- REQUIREMENTS:
Reproduce all of the records below verbatim, line by line.

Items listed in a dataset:

--------------------------------

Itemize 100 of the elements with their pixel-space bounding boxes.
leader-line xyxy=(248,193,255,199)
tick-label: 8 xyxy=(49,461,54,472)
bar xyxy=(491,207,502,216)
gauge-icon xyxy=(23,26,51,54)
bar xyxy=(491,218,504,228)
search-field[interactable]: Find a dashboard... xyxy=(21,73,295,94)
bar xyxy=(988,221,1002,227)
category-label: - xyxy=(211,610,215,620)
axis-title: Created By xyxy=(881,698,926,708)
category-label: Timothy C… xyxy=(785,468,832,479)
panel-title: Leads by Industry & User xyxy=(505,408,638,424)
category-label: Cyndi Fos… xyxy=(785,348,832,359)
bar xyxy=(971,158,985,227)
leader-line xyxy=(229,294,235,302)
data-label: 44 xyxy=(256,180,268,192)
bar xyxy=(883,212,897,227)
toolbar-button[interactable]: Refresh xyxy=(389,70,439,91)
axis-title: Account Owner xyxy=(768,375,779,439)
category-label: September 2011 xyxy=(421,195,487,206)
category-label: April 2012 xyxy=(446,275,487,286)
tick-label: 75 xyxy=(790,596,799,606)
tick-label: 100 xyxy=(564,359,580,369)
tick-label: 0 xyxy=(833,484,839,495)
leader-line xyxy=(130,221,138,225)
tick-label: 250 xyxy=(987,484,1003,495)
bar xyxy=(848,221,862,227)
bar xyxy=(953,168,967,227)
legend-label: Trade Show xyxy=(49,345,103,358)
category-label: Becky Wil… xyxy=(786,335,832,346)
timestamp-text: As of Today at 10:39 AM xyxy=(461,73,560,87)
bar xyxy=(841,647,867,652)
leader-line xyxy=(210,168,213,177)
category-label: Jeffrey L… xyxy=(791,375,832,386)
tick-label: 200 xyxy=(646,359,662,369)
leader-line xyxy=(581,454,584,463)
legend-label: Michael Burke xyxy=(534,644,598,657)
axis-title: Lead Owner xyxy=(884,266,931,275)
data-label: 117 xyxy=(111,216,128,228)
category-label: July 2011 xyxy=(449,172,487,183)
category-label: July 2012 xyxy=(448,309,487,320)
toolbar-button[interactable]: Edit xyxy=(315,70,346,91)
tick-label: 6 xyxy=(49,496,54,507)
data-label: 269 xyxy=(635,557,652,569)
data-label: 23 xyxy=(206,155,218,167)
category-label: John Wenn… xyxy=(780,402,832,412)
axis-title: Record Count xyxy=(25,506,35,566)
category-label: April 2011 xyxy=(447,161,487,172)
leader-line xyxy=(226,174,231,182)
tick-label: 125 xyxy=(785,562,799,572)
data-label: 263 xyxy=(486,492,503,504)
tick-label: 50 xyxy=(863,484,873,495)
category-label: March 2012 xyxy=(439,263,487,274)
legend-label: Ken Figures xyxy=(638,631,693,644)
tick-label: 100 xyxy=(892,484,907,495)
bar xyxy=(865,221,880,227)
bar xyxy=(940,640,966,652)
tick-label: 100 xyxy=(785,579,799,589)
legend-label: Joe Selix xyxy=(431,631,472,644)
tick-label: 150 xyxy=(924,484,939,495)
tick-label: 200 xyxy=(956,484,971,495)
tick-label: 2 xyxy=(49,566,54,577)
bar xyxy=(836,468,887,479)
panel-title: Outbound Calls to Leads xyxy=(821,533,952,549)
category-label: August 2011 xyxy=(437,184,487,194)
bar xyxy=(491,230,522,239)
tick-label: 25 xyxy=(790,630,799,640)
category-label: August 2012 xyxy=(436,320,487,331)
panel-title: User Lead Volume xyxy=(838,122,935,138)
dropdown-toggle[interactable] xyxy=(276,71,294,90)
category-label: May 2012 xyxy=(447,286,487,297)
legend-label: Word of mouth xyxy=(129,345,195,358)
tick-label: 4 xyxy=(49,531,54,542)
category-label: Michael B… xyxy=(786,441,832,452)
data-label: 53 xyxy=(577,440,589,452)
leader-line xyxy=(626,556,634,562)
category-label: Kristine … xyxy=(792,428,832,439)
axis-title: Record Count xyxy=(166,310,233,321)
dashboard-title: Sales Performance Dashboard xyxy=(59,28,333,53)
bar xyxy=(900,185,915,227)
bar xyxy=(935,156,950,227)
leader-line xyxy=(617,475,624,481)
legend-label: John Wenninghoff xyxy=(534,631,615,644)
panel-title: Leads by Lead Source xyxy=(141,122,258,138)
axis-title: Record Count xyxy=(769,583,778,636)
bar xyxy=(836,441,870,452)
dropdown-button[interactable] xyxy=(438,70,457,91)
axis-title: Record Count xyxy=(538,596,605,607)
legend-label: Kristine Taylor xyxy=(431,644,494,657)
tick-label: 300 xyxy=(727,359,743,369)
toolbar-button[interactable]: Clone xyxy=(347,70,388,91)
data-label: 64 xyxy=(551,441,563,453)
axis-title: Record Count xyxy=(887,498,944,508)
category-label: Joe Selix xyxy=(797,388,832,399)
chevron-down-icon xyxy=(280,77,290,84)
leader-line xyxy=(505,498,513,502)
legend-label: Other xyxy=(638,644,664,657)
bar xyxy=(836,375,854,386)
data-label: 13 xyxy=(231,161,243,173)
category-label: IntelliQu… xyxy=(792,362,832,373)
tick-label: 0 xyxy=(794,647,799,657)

--------------------------------

- OUTPUT FOR THIS EXERCISE:
Itemize 100 of the elements with their pixel-space bounding boxes.
leader-line xyxy=(248,193,255,199)
tick-label: 8 xyxy=(49,461,54,472)
bar xyxy=(491,207,502,216)
gauge-icon xyxy=(23,26,51,54)
bar xyxy=(491,218,504,228)
search-field[interactable]: Find a dashboard... xyxy=(21,73,295,94)
bar xyxy=(988,221,1002,227)
category-label: - xyxy=(211,610,215,620)
axis-title: Created By xyxy=(881,698,926,708)
category-label: Timothy C… xyxy=(785,468,832,479)
panel-title: Leads by Industry & User xyxy=(505,408,638,424)
category-label: Cyndi Fos… xyxy=(785,348,832,359)
bar xyxy=(971,158,985,227)
leader-line xyxy=(229,294,235,302)
data-label: 44 xyxy=(256,180,268,192)
bar xyxy=(883,212,897,227)
toolbar-button[interactable]: Refresh xyxy=(389,70,439,91)
axis-title: Account Owner xyxy=(768,375,779,439)
category-label: September 2011 xyxy=(421,195,487,206)
category-label: April 2012 xyxy=(446,275,487,286)
tick-label: 75 xyxy=(790,596,799,606)
tick-label: 100 xyxy=(564,359,580,369)
tick-label: 0 xyxy=(833,484,839,495)
leader-line xyxy=(130,221,138,225)
tick-label: 250 xyxy=(987,484,1003,495)
bar xyxy=(848,221,862,227)
bar xyxy=(953,168,967,227)
legend-label: Trade Show xyxy=(49,345,103,358)
category-label: Becky Wil… xyxy=(786,335,832,346)
timestamp-text: As of Today at 10:39 AM xyxy=(461,73,560,87)
bar xyxy=(841,647,867,652)
leader-line xyxy=(210,168,213,177)
category-label: Jeffrey L… xyxy=(791,375,832,386)
tick-label: 200 xyxy=(646,359,662,369)
leader-line xyxy=(581,454,584,463)
legend-label: Michael Burke xyxy=(534,644,598,657)
axis-title: Lead Owner xyxy=(884,266,931,275)
data-label: 117 xyxy=(111,216,128,228)
category-label: July 2011 xyxy=(449,172,487,183)
category-label: July 2012 xyxy=(448,309,487,320)
toolbar-button[interactable]: Edit xyxy=(315,70,346,91)
tick-label: 6 xyxy=(49,496,54,507)
data-label: 269 xyxy=(635,557,652,569)
data-label: 23 xyxy=(206,155,218,167)
category-label: John Wenn… xyxy=(780,402,832,412)
axis-title: Record Count xyxy=(25,506,35,566)
category-label: April 2011 xyxy=(447,161,487,172)
leader-line xyxy=(226,174,231,182)
tick-label: 125 xyxy=(785,562,799,572)
data-label: 263 xyxy=(486,492,503,504)
tick-label: 50 xyxy=(863,484,873,495)
category-label: March 2012 xyxy=(439,263,487,274)
legend-label: Ken Figures xyxy=(638,631,693,644)
tick-label: 100 xyxy=(892,484,907,495)
bar xyxy=(865,221,880,227)
bar xyxy=(940,640,966,652)
tick-label: 100 xyxy=(785,579,799,589)
legend-label: Joe Selix xyxy=(431,631,472,644)
tick-label: 150 xyxy=(924,484,939,495)
tick-label: 200 xyxy=(956,484,971,495)
tick-label: 2 xyxy=(49,566,54,577)
bar xyxy=(836,468,887,479)
panel-title: Outbound Calls to Leads xyxy=(821,533,952,549)
category-label: August 2011 xyxy=(437,184,487,194)
bar xyxy=(491,230,522,239)
tick-label: 25 xyxy=(790,630,799,640)
category-label: August 2012 xyxy=(436,320,487,331)
panel-title: User Lead Volume xyxy=(838,122,935,138)
dropdown-toggle[interactable] xyxy=(276,71,294,90)
category-label: May 2012 xyxy=(447,286,487,297)
legend-label: Word of mouth xyxy=(129,345,195,358)
tick-label: 4 xyxy=(49,531,54,542)
category-label: Michael B… xyxy=(786,441,832,452)
data-label: 53 xyxy=(577,440,589,452)
leader-line xyxy=(626,556,634,562)
category-label: Kristine … xyxy=(792,428,832,439)
axis-title: Record Count xyxy=(166,310,233,321)
dashboard-title: Sales Performance Dashboard xyxy=(59,28,333,53)
bar xyxy=(900,185,915,227)
bar xyxy=(935,156,950,227)
leader-line xyxy=(617,475,624,481)
legend-label: John Wenninghoff xyxy=(534,631,615,644)
panel-title: Leads by Lead Source xyxy=(141,122,258,138)
axis-title: Record Count xyxy=(769,583,778,636)
bar xyxy=(836,441,870,452)
dropdown-button[interactable] xyxy=(438,70,457,91)
axis-title: Record Count xyxy=(538,596,605,607)
legend-label: Kristine Taylor xyxy=(431,644,494,657)
tick-label: 300 xyxy=(727,359,743,369)
toolbar-button[interactable]: Clone xyxy=(347,70,388,91)
data-label: 64 xyxy=(551,441,563,453)
axis-title: Record Count xyxy=(887,498,944,508)
category-label: Joe Selix xyxy=(797,388,832,399)
chevron-down-icon xyxy=(280,77,290,84)
leader-line xyxy=(505,498,513,502)
legend-label: Other xyxy=(638,644,664,657)
bar xyxy=(836,375,854,386)
data-label: 13 xyxy=(231,161,243,173)
category-label: IntelliQu… xyxy=(792,362,832,373)
tick-label: 0 xyxy=(794,647,799,657)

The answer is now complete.